======== Records provided

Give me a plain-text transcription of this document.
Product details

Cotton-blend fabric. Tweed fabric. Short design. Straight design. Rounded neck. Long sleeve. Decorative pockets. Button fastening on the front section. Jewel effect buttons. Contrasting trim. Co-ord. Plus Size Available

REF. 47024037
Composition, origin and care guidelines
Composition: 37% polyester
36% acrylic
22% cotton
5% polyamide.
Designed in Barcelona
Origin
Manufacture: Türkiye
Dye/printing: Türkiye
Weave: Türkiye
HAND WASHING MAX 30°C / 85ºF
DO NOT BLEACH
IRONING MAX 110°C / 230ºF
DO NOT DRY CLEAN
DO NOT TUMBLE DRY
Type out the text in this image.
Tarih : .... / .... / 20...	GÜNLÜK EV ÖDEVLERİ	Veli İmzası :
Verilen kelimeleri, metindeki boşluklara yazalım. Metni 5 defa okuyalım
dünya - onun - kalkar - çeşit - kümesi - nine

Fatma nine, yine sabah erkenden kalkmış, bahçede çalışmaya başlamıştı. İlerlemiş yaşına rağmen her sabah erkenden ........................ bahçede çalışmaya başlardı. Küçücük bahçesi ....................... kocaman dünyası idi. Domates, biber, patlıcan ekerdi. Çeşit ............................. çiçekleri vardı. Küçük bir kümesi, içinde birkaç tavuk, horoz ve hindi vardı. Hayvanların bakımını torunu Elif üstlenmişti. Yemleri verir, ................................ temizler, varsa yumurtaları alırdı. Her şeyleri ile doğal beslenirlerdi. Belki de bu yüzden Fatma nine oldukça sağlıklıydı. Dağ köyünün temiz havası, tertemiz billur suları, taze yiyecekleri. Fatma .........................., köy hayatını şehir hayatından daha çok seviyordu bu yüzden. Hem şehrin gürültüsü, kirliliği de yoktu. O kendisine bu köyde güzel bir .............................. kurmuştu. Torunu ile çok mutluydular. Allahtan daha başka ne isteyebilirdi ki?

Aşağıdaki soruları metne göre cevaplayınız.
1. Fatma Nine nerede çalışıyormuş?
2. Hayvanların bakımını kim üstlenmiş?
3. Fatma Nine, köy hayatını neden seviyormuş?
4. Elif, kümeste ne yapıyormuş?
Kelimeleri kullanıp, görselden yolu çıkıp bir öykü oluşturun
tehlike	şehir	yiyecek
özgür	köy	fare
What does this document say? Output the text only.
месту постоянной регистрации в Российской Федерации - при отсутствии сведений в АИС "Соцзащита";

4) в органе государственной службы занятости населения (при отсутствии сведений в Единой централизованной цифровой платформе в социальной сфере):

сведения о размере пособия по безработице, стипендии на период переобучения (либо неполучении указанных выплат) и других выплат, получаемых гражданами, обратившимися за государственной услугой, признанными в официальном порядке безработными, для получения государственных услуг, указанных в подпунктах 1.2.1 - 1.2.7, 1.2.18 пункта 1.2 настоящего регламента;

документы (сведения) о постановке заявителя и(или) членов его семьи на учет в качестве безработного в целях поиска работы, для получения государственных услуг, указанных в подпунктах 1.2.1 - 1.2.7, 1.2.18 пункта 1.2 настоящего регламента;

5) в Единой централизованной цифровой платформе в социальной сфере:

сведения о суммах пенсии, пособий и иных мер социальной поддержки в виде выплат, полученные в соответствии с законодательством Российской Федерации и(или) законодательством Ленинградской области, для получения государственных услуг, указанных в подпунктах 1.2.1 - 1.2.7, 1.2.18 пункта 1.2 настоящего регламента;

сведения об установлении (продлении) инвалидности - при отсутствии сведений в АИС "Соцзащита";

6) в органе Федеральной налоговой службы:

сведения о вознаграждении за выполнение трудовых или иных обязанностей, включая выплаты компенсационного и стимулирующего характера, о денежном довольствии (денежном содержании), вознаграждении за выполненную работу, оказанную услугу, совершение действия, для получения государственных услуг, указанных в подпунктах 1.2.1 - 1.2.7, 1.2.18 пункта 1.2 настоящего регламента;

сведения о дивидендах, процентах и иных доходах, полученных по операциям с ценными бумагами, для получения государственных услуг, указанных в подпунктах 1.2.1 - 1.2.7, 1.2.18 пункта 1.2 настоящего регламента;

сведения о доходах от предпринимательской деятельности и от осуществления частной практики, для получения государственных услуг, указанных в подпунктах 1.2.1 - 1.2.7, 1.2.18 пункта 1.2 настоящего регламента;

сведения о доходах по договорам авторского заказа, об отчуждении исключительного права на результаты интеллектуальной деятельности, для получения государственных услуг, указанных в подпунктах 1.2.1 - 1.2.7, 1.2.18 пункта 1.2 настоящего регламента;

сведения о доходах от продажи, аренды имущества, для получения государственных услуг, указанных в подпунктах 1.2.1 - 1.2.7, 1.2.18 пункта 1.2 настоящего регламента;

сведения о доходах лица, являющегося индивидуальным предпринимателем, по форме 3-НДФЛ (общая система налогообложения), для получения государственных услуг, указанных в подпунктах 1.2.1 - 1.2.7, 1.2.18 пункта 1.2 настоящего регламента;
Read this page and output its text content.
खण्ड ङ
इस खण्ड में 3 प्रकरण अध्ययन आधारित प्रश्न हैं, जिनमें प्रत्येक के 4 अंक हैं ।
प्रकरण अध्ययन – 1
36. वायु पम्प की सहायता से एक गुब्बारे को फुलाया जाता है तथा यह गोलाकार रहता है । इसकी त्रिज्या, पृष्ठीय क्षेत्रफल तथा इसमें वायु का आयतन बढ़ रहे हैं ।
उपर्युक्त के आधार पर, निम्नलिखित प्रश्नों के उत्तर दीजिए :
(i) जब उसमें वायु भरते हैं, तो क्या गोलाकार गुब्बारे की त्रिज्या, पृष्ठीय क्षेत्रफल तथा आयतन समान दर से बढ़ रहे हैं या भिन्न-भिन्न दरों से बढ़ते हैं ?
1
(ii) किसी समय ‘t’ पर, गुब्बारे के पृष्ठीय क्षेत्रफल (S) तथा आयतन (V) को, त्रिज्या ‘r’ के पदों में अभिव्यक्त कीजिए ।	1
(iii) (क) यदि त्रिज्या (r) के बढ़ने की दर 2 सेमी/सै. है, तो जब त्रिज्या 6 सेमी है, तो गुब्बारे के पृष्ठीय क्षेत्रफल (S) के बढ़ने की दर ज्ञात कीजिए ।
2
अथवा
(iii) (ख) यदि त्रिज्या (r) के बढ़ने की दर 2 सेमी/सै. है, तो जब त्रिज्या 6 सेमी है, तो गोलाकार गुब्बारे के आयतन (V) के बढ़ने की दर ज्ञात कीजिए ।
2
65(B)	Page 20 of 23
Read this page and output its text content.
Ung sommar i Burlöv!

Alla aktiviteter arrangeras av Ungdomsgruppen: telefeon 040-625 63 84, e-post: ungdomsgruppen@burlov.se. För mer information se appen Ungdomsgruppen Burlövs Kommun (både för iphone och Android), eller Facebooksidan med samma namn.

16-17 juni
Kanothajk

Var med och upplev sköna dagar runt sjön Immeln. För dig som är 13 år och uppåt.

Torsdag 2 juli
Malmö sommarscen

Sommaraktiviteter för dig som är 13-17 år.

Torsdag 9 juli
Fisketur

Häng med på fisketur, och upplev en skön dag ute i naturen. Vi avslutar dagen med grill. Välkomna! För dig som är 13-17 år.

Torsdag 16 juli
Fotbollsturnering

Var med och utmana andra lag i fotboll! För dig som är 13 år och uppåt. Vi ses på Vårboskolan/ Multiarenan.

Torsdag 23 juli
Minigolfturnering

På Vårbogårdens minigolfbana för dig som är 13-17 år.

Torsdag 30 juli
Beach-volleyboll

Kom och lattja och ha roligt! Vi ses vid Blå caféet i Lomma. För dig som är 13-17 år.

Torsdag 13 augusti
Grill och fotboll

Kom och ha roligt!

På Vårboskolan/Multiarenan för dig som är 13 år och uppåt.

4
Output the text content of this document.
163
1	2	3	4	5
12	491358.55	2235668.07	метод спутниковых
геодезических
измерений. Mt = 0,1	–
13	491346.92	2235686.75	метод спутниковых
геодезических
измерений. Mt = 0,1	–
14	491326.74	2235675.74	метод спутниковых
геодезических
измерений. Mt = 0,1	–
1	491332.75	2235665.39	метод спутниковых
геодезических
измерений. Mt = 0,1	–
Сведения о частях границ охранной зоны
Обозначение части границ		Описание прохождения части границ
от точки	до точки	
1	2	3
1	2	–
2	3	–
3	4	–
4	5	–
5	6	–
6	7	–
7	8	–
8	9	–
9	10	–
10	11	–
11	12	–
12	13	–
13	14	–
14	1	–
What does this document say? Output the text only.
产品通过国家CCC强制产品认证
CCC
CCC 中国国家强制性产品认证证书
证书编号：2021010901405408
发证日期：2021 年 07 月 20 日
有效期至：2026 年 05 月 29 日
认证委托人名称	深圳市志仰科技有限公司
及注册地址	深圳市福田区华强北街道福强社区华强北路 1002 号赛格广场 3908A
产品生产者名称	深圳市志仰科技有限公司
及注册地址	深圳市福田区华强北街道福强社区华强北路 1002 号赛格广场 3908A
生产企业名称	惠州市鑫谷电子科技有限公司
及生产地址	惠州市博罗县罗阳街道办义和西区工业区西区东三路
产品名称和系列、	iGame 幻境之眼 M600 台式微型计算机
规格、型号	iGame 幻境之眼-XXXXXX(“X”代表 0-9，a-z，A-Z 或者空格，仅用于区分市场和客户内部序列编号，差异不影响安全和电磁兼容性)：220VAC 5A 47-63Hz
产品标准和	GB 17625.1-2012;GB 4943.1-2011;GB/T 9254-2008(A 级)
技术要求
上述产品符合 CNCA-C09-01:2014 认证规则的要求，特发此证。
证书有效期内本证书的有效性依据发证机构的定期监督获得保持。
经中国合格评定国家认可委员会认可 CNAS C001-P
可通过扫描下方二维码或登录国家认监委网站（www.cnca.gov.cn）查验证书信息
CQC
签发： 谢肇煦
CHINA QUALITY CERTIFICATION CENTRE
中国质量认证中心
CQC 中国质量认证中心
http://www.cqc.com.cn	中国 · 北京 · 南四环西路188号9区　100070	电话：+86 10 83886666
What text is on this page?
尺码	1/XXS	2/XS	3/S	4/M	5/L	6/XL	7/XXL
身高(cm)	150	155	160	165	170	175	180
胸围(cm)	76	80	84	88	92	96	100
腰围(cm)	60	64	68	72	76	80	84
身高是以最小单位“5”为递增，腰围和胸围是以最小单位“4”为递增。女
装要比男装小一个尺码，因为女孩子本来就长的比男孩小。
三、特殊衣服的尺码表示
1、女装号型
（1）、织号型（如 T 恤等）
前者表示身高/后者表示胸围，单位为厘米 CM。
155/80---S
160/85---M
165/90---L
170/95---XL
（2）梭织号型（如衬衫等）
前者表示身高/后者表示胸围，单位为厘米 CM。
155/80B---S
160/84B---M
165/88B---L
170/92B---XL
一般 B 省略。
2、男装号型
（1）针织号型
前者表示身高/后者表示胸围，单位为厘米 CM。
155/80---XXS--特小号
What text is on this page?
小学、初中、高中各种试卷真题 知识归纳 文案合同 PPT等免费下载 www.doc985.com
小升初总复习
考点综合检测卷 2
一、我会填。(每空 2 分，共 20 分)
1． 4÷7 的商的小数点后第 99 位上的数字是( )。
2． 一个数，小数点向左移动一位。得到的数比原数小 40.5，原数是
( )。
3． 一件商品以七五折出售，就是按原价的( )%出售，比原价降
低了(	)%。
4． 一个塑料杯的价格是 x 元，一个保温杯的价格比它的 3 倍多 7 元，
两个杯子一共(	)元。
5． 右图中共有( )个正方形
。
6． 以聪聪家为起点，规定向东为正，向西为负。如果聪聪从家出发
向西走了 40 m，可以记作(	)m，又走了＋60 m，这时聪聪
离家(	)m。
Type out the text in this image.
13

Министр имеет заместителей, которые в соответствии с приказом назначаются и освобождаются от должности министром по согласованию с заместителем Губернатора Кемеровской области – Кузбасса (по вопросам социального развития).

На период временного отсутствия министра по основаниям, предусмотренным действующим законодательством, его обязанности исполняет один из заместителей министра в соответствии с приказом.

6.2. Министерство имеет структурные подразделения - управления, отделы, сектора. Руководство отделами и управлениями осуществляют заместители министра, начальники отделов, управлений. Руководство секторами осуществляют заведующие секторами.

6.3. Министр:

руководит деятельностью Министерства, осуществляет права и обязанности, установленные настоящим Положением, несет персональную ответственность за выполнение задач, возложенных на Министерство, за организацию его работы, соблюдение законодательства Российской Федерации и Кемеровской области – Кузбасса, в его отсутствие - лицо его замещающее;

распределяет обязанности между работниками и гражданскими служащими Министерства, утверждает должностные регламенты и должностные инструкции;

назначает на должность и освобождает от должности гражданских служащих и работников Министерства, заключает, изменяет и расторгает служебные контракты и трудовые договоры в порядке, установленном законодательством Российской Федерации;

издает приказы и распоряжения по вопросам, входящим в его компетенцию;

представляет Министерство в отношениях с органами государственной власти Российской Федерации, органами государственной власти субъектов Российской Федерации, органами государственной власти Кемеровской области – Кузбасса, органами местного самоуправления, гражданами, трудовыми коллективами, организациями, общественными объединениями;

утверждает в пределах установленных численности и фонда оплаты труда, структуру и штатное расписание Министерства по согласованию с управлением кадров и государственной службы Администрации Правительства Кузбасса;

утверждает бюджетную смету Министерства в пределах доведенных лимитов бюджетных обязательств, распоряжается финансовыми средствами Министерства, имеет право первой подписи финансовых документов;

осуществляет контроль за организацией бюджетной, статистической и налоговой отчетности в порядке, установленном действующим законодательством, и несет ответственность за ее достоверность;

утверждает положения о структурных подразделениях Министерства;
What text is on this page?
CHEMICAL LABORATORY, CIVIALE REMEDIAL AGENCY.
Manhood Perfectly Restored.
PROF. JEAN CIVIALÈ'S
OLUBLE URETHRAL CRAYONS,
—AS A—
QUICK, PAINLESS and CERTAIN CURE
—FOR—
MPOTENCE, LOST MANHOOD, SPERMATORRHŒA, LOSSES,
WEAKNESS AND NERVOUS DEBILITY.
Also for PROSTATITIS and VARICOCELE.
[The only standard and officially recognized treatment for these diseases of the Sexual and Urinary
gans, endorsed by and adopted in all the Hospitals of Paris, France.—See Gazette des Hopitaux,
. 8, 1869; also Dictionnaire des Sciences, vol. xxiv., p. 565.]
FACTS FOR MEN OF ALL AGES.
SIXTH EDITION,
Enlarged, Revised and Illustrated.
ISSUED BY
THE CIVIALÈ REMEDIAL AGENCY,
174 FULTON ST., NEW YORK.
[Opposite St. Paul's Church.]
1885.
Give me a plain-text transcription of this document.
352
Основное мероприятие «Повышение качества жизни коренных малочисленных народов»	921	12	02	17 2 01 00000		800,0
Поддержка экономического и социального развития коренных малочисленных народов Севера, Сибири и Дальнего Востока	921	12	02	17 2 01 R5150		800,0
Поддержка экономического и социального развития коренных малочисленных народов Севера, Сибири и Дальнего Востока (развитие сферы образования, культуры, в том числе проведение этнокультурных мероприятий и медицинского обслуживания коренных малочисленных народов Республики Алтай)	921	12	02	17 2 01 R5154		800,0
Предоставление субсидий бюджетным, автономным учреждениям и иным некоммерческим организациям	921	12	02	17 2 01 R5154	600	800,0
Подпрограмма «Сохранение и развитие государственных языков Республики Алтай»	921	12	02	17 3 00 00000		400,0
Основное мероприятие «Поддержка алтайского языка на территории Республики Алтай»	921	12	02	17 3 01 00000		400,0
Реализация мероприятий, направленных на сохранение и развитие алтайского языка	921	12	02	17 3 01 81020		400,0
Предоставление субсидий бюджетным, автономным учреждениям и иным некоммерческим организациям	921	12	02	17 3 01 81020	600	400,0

================

> **Work to do**: Copy each line of the entries that includes the word "работы".

> **Reply to the exercise**:
документы (сведения) о постановке заявителя и(или) членов его семьи на учет в качестве безработного в целях поиска работы, для получения государственных услуг, указанных в подпунктах 1.2.1 - 1.2.7, 1.2.18 пункта 1.2 настоящего регламента;
руководит деятельностью Министерства, осуществляет права и обязанности, установленные настоящим Положением, несет персональную ответственность за выполнение задач, возложенных на Министерство, за организацию его работы, соблюдение законодательства Российской Федерации и Кемеровской области – Кузбасса, в его отсутствие - лицо его замещающее;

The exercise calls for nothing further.